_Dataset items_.
************
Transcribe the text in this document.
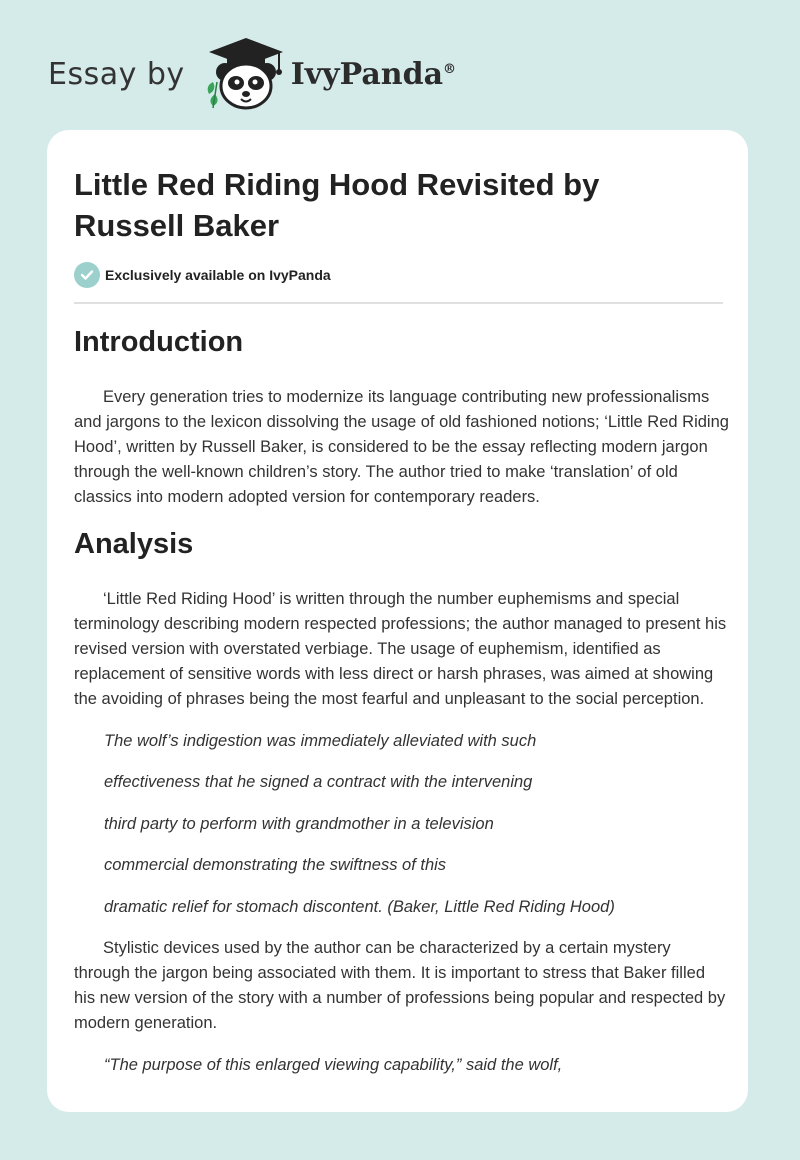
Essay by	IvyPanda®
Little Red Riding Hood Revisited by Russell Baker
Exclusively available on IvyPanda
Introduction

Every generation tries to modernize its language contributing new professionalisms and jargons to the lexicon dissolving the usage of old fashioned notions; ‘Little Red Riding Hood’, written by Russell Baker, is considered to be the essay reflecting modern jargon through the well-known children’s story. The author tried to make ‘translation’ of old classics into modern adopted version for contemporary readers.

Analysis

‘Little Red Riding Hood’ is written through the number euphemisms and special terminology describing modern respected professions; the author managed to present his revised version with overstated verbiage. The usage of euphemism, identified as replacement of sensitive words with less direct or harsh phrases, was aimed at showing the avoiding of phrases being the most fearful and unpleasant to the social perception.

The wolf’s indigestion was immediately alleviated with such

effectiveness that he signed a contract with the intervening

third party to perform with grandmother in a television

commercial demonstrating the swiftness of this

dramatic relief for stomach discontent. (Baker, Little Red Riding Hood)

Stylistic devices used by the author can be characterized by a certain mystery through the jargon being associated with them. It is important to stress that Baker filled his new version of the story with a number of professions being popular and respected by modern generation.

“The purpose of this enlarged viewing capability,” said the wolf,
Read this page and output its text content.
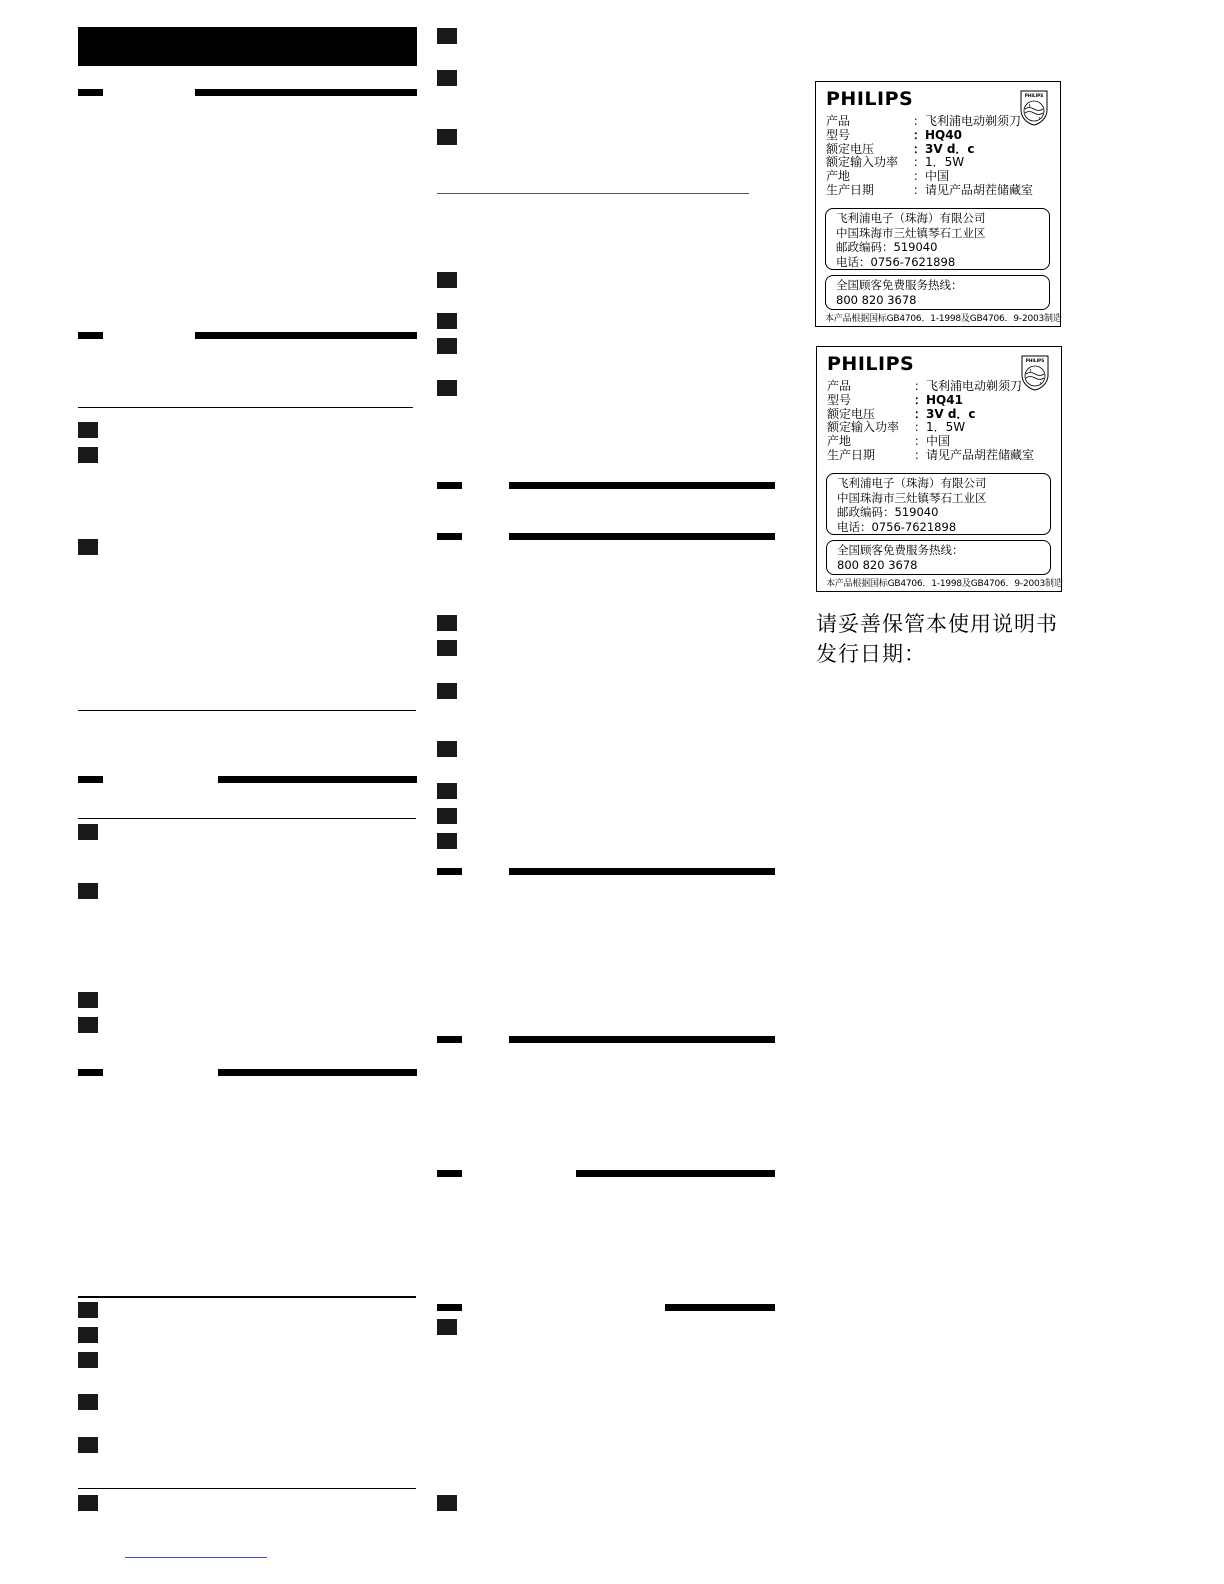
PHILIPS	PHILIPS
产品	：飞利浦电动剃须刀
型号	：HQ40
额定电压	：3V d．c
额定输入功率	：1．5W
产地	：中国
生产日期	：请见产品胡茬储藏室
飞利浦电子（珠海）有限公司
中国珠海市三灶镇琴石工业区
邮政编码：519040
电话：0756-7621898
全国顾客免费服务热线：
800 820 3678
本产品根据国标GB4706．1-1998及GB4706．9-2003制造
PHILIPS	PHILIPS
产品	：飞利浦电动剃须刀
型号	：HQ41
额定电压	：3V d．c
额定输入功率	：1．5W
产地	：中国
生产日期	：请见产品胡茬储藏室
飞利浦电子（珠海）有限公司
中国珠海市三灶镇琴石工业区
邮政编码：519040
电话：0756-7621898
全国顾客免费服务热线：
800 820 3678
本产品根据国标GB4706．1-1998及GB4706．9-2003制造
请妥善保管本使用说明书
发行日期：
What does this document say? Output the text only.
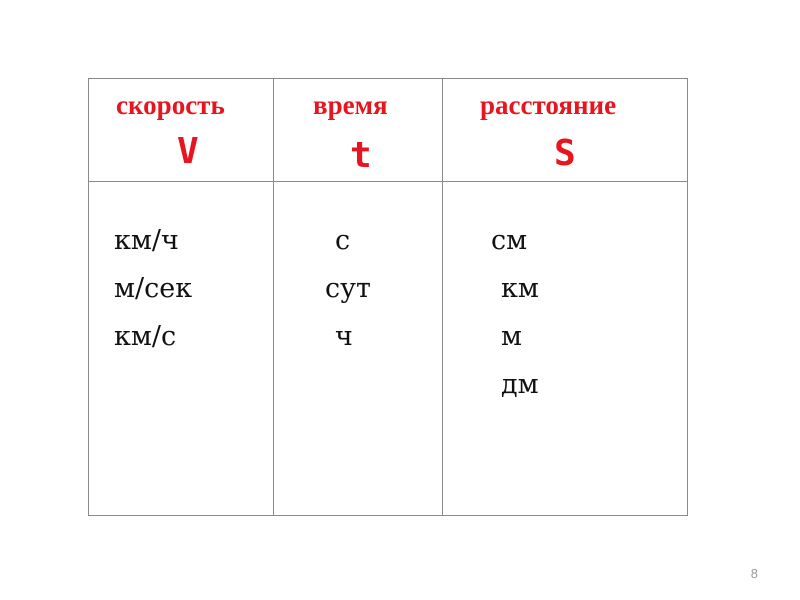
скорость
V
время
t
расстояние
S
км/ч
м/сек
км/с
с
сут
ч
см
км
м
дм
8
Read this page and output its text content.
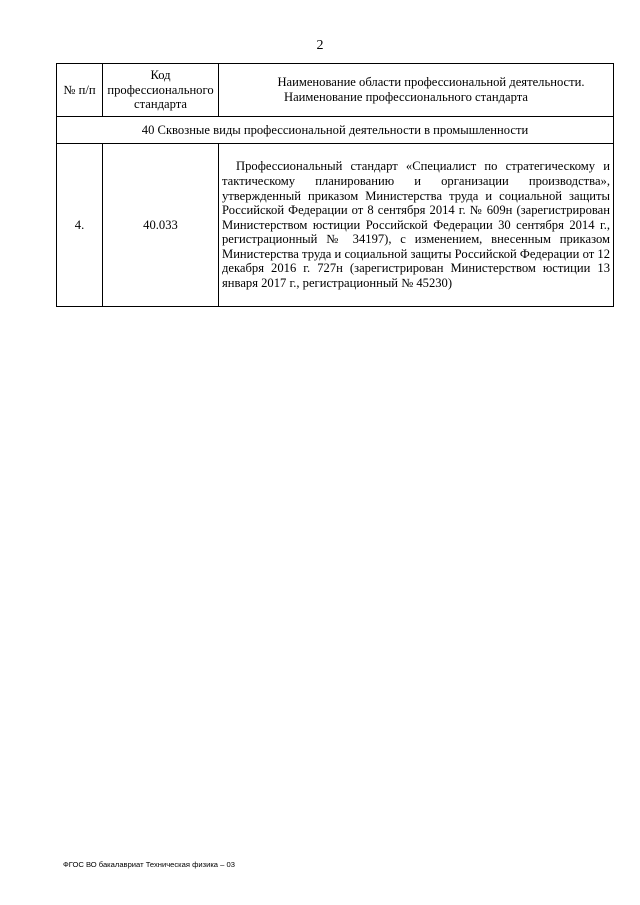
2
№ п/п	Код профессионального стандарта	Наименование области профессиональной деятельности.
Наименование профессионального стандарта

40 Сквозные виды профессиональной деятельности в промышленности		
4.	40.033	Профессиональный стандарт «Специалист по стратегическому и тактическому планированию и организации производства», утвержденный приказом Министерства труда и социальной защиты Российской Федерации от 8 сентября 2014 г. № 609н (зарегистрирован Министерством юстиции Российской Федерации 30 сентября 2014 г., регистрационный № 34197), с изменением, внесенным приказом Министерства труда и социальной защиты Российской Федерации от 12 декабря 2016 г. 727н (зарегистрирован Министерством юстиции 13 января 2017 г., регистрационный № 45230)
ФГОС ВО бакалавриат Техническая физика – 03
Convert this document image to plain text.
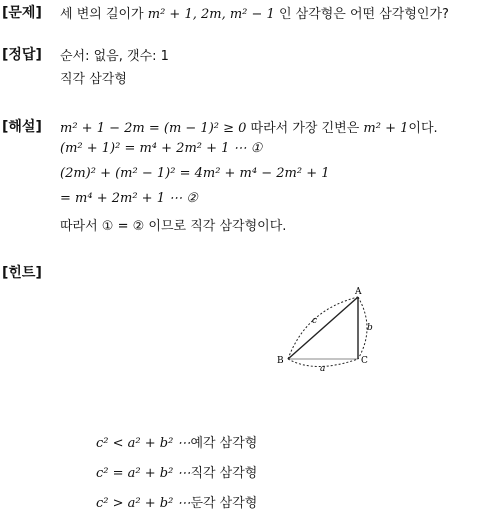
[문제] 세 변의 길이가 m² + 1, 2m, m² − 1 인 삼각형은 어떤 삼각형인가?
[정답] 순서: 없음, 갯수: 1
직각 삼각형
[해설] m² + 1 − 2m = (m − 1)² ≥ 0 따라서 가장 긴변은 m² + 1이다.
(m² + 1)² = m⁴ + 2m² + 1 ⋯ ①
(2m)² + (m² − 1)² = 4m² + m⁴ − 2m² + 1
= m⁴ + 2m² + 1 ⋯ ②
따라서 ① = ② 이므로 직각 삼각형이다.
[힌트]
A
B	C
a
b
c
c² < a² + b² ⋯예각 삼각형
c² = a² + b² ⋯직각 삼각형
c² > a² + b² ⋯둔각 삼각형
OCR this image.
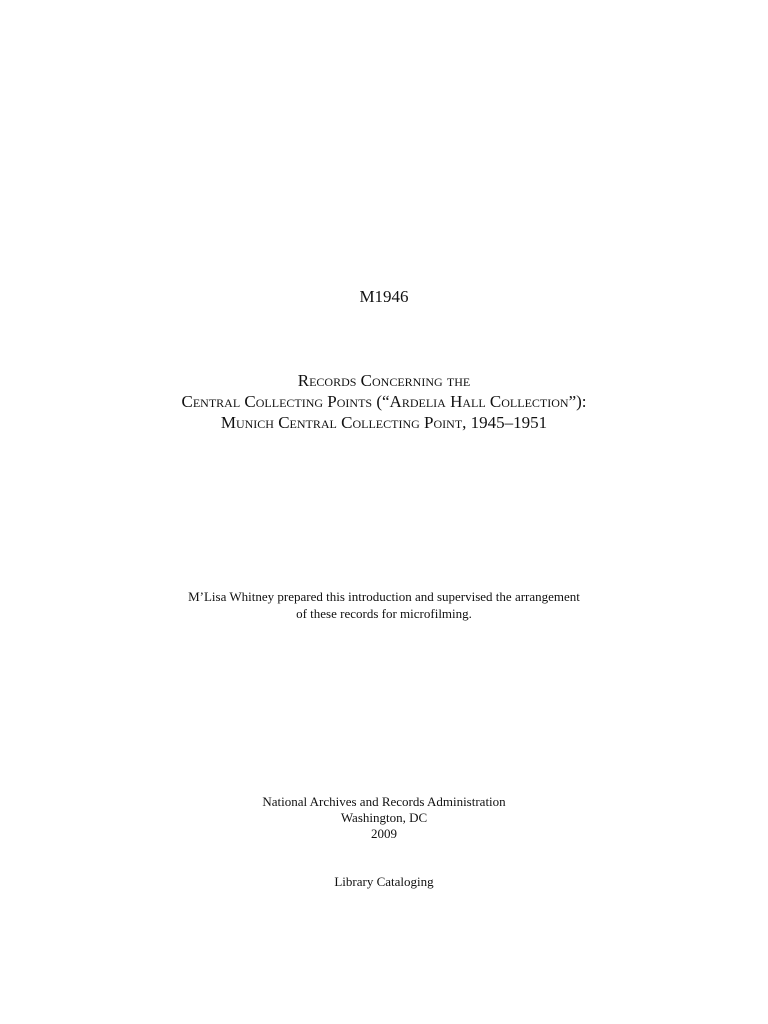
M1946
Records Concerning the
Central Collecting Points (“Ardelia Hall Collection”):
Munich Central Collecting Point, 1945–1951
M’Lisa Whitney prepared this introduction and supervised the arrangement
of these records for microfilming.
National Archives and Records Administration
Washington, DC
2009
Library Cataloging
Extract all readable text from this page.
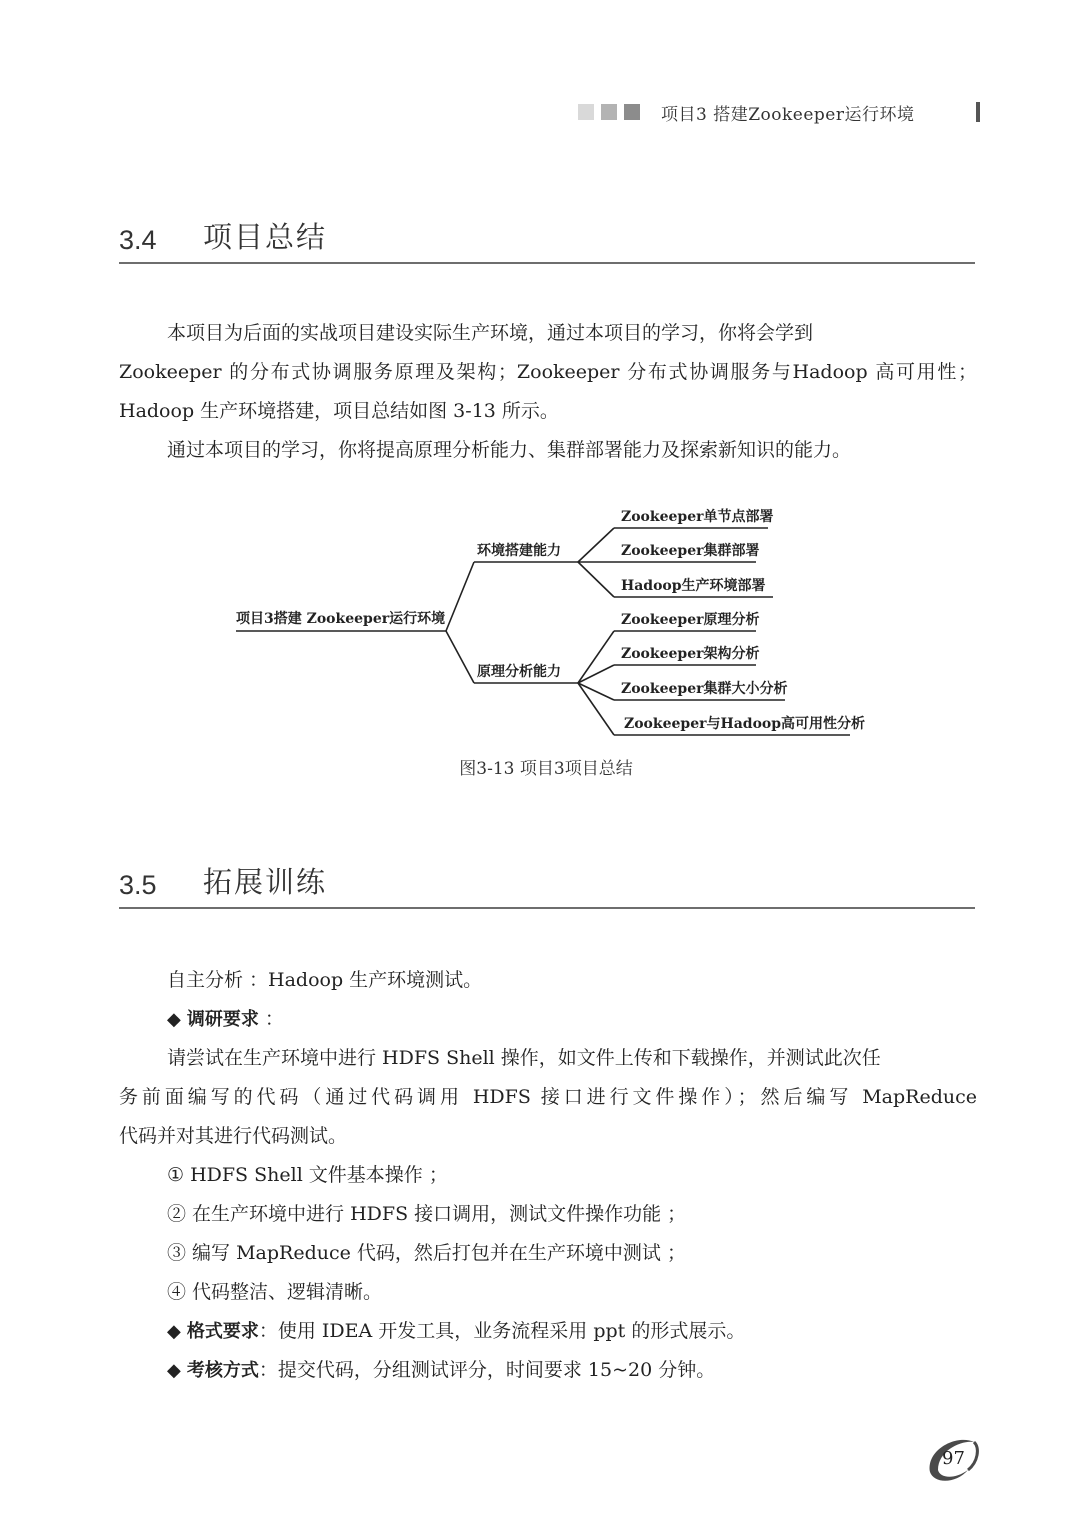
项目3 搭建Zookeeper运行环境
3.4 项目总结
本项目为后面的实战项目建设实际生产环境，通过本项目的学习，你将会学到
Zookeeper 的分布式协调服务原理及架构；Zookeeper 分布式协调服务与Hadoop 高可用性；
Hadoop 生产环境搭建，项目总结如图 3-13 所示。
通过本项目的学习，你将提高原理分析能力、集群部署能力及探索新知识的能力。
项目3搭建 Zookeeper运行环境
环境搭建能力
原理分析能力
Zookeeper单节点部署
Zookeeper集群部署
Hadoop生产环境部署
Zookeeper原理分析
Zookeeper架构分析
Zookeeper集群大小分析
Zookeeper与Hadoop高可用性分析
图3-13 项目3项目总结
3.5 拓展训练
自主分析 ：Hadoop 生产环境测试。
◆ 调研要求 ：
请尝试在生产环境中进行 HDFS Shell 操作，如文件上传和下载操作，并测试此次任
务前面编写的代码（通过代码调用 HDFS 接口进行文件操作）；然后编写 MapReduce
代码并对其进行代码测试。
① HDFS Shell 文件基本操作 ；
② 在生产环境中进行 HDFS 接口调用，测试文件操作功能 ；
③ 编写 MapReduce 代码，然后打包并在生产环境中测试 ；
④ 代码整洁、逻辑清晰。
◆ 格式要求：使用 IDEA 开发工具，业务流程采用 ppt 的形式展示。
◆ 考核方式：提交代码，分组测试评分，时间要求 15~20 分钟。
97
************
_Challenge_. Print the complete listing exactly, apart from any pictures.

_Finished exercise_.
Transcribe the text in this document.
Essay by	IvyPanda®
Little Red Riding Hood Revisited by Russell Baker
Exclusively available on IvyPanda
Introduction

Every generation tries to modernize its language contributing new professionalisms and jargons to the lexicon dissolving the usage of old fashioned notions; ‘Little Red Riding Hood’, written by Russell Baker, is considered to be the essay reflecting modern jargon through the well-known children’s story. The author tried to make ‘translation’ of old classics into modern adopted version for contemporary readers.

Analysis

‘Little Red Riding Hood’ is written through the number euphemisms and special terminology describing modern respected professions; the author managed to present his revised version with overstated verbiage. The usage of euphemism, identified as replacement of sensitive words with less direct or harsh phrases, was aimed at showing the avoiding of phrases being the most fearful and unpleasant to the social perception.

The wolf’s indigestion was immediately alleviated with such

effectiveness that he signed a contract with the intervening

third party to perform with grandmother in a television

commercial demonstrating the swiftness of this

dramatic relief for stomach discontent. (Baker, Little Red Riding Hood)

Stylistic devices used by the author can be characterized by a certain mystery through the jargon being associated with them. It is important to stress that Baker filled his new version of the story with a number of professions being popular and respected by modern generation.

“The purpose of this enlarged viewing capability,” said the wolf,
Read this page and output its text content.
PHILIPS	PHILIPS
产品	：飞利浦电动剃须刀
型号	：HQ40
额定电压	：3V d．c
额定输入功率	：1．5W
产地	：中国
生产日期	：请见产品胡茬储藏室
飞利浦电子（珠海）有限公司
中国珠海市三灶镇琴石工业区
邮政编码：519040
电话：0756-7621898
全国顾客免费服务热线：
800 820 3678
本产品根据国标GB4706．1-1998及GB4706．9-2003制造
PHILIPS	PHILIPS
产品	：飞利浦电动剃须刀
型号	：HQ41
额定电压	：3V d．c
额定输入功率	：1．5W
产地	：中国
生产日期	：请见产品胡茬储藏室
飞利浦电子（珠海）有限公司
中国珠海市三灶镇琴石工业区
邮政编码：519040
电话：0756-7621898
全国顾客免费服务热线：
800 820 3678
本产品根据国标GB4706．1-1998及GB4706．9-2003制造
请妥善保管本使用说明书
发行日期：
What does this document say? Output the text only.
скорость
V
время
t
расстояние
S
км/ч
м/сек
км/с
с
сут
ч
см
км
м
дм
8
Read this page and output its text content.
2
№ п/п	Код профессионального стандарта	Наименование области профессиональной деятельности.
Наименование профессионального стандарта

40 Сквозные виды профессиональной деятельности в промышленности		
4.	40.033	Профессиональный стандарт «Специалист по стратегическому и тактическому планированию и организации производства», утвержденный приказом Министерства труда и социальной защиты Российской Федерации от 8 сентября 2014 г. № 609н (зарегистрирован Министерством юстиции Российской Федерации 30 сентября 2014 г., регистрационный № 34197), с изменением, внесенным приказом Министерства труда и социальной защиты Российской Федерации от 12 декабря 2016 г. 727н (зарегистрирован Министерством юстиции 13 января 2017 г., регистрационный № 45230)
ФГОС ВО бакалавриат Техническая физика – 03
Convert this document image to plain text.
[문제] 세 변의 길이가 m² + 1, 2m, m² − 1 인 삼각형은 어떤 삼각형인가?
[정답] 순서: 없음, 갯수: 1
직각 삼각형
[해설] m² + 1 − 2m = (m − 1)² ≥ 0 따라서 가장 긴변은 m² + 1이다.
(m² + 1)² = m⁴ + 2m² + 1 ⋯ ①
(2m)² + (m² − 1)² = 4m² + m⁴ − 2m² + 1
= m⁴ + 2m² + 1 ⋯ ②
따라서 ① = ② 이므로 직각 삼각형이다.
[힌트]
A
B	C
a
b
c
c² < a² + b² ⋯예각 삼각형
c² = a² + b² ⋯직각 삼각형
c² > a² + b² ⋯둔각 삼각형
OCR this image.
M1946
Records Concerning the
Central Collecting Points (“Ardelia Hall Collection”):
Munich Central Collecting Point, 1945–1951
M’Lisa Whitney prepared this introduction and supervised the arrangement
of these records for microfilming.
National Archives and Records Administration
Washington, DC
2009
Library Cataloging
Extract all readable text from this page.
项目3 搭建Zookeeper运行环境
3.4 项目总结
本项目为后面的实战项目建设实际生产环境，通过本项目的学习，你将会学到
Zookeeper 的分布式协调服务原理及架构；Zookeeper 分布式协调服务与Hadoop 高可用性；
Hadoop 生产环境搭建，项目总结如图 3-13 所示。
通过本项目的学习，你将提高原理分析能力、集群部署能力及探索新知识的能力。
项目3搭建 Zookeeper运行环境
环境搭建能力
原理分析能力
Zookeeper单节点部署
Zookeeper集群部署
Hadoop生产环境部署
Zookeeper原理分析
Zookeeper架构分析
Zookeeper集群大小分析
Zookeeper与Hadoop高可用性分析
图3-13 项目3项目总结
3.5 拓展训练
自主分析 ：Hadoop 生产环境测试。
◆ 调研要求 ：
请尝试在生产环境中进行 HDFS Shell 操作，如文件上传和下载操作，并测试此次任
务前面编写的代码（通过代码调用 HDFS 接口进行文件操作）；然后编写 MapReduce
代码并对其进行代码测试。
① HDFS Shell 文件基本操作 ；
② 在生产环境中进行 HDFS 接口调用，测试文件操作功能 ；
③ 编写 MapReduce 代码，然后打包并在生产环境中测试 ；
④ 代码整洁、逻辑清晰。
◆ 格式要求：使用 IDEA 开发工具，业务流程采用 ppt 的形式展示。
◆ 考核方式：提交代码，分组测试评分，时间要求 15~20 分钟。
97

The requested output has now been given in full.